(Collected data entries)
____________________
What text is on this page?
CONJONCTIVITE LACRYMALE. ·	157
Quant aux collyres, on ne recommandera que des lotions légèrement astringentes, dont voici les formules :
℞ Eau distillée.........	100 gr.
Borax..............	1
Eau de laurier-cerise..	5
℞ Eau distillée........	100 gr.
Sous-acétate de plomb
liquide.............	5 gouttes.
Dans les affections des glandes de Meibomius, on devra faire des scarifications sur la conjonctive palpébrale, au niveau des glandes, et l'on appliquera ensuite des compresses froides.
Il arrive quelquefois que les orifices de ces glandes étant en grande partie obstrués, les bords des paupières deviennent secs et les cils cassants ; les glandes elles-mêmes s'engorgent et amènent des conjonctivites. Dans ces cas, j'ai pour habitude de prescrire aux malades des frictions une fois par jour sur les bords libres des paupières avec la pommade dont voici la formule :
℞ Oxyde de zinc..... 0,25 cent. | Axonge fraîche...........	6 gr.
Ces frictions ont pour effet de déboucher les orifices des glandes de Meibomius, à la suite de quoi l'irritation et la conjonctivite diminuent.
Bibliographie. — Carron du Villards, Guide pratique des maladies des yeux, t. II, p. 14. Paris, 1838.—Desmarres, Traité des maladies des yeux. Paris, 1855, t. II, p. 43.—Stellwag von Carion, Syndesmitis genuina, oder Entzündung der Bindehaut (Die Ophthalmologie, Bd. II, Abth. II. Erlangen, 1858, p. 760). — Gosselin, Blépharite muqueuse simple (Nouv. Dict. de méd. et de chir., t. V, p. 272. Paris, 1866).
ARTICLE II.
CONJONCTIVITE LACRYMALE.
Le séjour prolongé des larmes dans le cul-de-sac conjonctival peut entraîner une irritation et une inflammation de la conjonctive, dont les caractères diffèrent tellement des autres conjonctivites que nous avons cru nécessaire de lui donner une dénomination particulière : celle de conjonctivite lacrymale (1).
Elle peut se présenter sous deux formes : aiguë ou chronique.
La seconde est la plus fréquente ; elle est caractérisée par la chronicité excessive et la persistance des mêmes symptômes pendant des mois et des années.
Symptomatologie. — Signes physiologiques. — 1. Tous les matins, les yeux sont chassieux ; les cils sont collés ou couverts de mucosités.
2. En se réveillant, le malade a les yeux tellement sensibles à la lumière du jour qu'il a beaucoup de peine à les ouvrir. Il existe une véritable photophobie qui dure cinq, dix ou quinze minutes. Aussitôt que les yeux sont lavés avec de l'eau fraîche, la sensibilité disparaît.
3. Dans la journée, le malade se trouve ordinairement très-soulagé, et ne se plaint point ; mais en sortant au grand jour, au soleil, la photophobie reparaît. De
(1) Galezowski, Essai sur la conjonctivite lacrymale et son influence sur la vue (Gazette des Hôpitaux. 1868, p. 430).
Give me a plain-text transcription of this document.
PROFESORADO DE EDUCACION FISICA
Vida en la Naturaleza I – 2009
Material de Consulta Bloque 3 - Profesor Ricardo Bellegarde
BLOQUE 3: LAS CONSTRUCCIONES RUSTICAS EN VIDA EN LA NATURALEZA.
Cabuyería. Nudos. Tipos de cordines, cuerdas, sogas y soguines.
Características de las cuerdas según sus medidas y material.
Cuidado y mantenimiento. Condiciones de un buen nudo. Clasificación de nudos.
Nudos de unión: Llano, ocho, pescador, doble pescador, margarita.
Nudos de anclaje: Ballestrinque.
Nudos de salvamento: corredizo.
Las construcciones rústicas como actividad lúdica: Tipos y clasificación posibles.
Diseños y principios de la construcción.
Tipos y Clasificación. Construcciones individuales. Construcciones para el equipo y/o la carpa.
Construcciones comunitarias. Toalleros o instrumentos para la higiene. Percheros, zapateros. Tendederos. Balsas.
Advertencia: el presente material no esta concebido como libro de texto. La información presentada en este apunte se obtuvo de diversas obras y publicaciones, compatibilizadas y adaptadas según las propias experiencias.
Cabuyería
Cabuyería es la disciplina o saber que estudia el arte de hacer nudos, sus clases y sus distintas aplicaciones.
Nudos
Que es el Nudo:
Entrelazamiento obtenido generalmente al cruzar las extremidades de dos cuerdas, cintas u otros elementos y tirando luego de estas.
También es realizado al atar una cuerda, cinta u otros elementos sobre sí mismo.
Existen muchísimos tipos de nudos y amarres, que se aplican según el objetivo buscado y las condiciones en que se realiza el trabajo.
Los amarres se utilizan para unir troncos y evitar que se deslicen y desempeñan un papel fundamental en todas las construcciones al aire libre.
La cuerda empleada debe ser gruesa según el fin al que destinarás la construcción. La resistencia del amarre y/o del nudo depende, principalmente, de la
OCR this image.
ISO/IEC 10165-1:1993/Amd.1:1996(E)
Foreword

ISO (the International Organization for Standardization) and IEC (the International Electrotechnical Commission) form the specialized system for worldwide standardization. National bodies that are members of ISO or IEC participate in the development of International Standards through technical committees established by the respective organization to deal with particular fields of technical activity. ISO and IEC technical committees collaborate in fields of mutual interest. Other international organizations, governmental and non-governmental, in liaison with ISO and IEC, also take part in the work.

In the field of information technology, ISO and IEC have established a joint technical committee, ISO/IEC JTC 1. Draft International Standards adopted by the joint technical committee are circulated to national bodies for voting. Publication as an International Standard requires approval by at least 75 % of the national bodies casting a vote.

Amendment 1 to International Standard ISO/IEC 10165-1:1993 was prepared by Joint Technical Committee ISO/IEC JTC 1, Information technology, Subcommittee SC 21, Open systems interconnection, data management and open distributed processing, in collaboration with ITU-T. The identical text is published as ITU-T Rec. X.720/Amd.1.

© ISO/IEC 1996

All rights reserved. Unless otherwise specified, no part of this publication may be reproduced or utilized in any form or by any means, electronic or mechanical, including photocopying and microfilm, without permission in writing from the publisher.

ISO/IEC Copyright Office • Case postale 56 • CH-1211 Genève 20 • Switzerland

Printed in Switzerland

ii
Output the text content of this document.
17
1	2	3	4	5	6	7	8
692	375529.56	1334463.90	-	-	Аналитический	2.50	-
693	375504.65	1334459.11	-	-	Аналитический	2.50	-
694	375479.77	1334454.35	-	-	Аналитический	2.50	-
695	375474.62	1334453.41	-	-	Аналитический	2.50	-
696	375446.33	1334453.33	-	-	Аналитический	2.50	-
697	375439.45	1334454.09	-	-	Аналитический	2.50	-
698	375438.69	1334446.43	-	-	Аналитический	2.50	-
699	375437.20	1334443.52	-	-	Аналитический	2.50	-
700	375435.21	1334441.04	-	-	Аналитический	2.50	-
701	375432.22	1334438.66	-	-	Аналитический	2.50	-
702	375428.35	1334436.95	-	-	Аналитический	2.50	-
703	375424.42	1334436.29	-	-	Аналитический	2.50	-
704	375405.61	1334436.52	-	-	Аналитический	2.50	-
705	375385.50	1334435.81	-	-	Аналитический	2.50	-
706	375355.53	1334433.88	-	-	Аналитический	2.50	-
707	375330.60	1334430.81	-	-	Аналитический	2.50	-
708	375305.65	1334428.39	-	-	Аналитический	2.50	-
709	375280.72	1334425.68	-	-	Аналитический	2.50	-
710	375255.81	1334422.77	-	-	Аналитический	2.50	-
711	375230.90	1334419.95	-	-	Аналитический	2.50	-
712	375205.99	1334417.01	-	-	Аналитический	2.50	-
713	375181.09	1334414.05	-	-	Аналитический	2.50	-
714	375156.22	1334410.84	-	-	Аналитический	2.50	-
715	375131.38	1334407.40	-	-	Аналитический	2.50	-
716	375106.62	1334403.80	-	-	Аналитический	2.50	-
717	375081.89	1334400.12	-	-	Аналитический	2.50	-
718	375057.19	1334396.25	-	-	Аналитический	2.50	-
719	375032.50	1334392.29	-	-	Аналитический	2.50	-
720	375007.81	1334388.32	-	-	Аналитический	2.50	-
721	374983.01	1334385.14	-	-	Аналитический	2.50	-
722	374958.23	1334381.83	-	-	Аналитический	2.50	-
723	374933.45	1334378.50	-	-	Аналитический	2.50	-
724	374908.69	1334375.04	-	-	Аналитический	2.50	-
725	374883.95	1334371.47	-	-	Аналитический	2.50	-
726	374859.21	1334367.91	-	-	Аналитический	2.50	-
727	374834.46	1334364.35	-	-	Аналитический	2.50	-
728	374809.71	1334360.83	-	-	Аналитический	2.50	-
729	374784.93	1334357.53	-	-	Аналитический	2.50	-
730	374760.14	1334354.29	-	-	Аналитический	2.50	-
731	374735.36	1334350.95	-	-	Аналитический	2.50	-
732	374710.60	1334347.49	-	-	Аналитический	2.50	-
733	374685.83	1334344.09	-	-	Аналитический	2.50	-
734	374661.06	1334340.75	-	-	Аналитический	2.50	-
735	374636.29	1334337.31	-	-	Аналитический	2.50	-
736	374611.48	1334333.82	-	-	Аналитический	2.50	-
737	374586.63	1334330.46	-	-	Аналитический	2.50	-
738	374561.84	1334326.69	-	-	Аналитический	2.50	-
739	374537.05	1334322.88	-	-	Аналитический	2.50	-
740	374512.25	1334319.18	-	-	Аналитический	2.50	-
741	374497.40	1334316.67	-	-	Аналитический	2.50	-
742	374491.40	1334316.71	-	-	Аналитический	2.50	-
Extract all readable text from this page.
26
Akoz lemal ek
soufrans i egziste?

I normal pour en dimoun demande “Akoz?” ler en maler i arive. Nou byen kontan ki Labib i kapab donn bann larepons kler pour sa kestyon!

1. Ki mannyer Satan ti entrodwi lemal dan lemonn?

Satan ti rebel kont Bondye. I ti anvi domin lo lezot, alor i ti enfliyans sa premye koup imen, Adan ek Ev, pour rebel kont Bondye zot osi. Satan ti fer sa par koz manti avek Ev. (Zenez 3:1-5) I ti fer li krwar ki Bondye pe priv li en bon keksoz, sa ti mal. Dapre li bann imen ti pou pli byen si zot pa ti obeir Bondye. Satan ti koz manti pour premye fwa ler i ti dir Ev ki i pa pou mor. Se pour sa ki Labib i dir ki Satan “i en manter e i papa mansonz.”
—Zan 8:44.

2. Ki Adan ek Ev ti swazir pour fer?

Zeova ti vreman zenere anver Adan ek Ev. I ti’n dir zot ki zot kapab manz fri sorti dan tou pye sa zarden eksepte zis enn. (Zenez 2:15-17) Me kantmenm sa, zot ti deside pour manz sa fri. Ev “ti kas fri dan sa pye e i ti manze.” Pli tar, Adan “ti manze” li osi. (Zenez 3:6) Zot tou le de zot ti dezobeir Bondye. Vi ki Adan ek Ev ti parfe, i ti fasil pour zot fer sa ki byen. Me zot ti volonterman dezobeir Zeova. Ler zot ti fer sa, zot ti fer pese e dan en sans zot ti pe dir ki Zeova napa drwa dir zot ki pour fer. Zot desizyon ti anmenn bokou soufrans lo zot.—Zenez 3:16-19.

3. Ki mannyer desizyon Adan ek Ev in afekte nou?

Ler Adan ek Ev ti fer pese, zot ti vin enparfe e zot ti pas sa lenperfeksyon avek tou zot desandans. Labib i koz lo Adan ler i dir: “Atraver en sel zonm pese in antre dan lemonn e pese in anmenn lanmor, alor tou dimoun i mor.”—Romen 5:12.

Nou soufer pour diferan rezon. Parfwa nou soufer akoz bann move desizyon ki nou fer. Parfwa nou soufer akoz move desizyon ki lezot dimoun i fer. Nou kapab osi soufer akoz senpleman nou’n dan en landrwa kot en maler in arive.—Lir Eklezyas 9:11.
____________________
TASK PROMPT ▸ Above are the records; copy every line in them that holds the word "como".

EXERCISE RESULT ▸
Las construcciones rústicas como actividad lúdica: Tipos y clasificación posibles.
Advertencia: el presente material no esta concebido como libro de texto. La información presentada en este apunte se obtuvo de diversas obras y publicaciones, compatibilizadas y adaptadas según las propias experiencias.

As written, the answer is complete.